Chart and figure data
►

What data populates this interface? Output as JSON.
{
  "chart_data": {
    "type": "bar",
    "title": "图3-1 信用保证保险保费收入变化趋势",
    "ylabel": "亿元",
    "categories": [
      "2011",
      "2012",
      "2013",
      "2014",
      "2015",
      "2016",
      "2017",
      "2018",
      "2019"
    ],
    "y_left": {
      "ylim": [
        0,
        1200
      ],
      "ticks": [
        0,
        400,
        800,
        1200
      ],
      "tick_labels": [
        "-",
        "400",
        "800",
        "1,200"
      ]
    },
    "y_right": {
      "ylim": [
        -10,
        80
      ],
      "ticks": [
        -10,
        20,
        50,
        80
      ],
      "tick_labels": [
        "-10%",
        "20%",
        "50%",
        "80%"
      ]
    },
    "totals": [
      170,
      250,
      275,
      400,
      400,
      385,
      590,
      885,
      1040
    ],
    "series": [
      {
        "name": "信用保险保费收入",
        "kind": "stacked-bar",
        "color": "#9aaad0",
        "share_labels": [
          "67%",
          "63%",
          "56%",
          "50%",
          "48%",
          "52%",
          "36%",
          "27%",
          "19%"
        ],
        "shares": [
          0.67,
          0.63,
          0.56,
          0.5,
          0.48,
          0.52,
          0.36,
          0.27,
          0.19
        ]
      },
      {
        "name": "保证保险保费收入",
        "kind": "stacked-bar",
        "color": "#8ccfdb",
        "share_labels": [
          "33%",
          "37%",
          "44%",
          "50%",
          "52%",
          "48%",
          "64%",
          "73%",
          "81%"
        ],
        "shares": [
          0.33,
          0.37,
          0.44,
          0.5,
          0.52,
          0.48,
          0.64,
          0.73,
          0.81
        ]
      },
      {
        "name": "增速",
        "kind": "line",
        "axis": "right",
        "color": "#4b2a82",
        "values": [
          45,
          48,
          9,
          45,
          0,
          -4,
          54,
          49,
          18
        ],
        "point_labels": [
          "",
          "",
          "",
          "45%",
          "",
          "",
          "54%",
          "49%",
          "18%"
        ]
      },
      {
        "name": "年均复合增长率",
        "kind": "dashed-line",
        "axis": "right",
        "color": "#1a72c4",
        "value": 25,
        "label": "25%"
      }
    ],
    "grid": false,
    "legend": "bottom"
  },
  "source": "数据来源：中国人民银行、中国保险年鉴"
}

◄

REQUIRED TASK → Repeat every entry exactly as written above.

FINAL RESULT →
What data populates this interface? Output as JSON.
{
  "chart_data": {
    "type": "bar",
    "title": "图3-1 信用保证保险保费收入变化趋势",
    "ylabel": "亿元",
    "categories": [
      "2011",
      "2012",
      "2013",
      "2014",
      "2015",
      "2016",
      "2017",
      "2018",
      "2019"
    ],
    "y_left": {
      "ylim": [
        0,
        1200
      ],
      "ticks": [
        0,
        400,
        800,
        1200
      ],
      "tick_labels": [
        "-",
        "400",
        "800",
        "1,200"
      ]
    },
    "y_right": {
      "ylim": [
        -10,
        80
      ],
      "ticks": [
        -10,
        20,
        50,
        80
      ],
      "tick_labels": [
        "-10%",
        "20%",
        "50%",
        "80%"
      ]
    },
    "totals": [
      170,
      250,
      275,
      400,
      400,
      385,
      590,
      885,
      1040
    ],
    "series": [
      {
        "name": "信用保险保费收入",
        "kind": "stacked-bar",
        "color": "#9aaad0",
        "share_labels": [
          "67%",
          "63%",
          "56%",
          "50%",
          "48%",
          "52%",
          "36%",
          "27%",
          "19%"
        ],
        "shares": [
          0.67,
          0.63,
          0.56,
          0.5,
          0.48,
          0.52,
          0.36,
          0.27,
          0.19
        ]
      },
      {
        "name": "保证保险保费收入",
        "kind": "stacked-bar",
        "color": "#8ccfdb",
        "share_labels": [
          "33%",
          "37%",
          "44%",
          "50%",
          "52%",
          "48%",
          "64%",
          "73%",
          "81%"
        ],
        "shares": [
          0.33,
          0.37,
          0.44,
          0.5,
          0.52,
          0.48,
          0.64,
          0.73,
          0.81
        ]
      },
      {
        "name": "增速",
        "kind": "line",
        "axis": "right",
        "color": "#4b2a82",
        "values": [
          45,
          48,
          9,
          45,
          0,
          -4,
          54,
          49,
          18
        ],
        "point_labels": [
          "",
          "",
          "",
          "45%",
          "",
          "",
          "54%",
          "49%",
          "18%"
        ]
      },
      {
        "name": "年均复合增长率",
        "kind": "dashed-line",
        "axis": "right",
        "color": "#1a72c4",
        "value": 25,
        "label": "25%"
      }
    ],
    "grid": false,
    "legend": "bottom"
  },
  "source": "数据来源：中国人民银行、中国保险年鉴"
}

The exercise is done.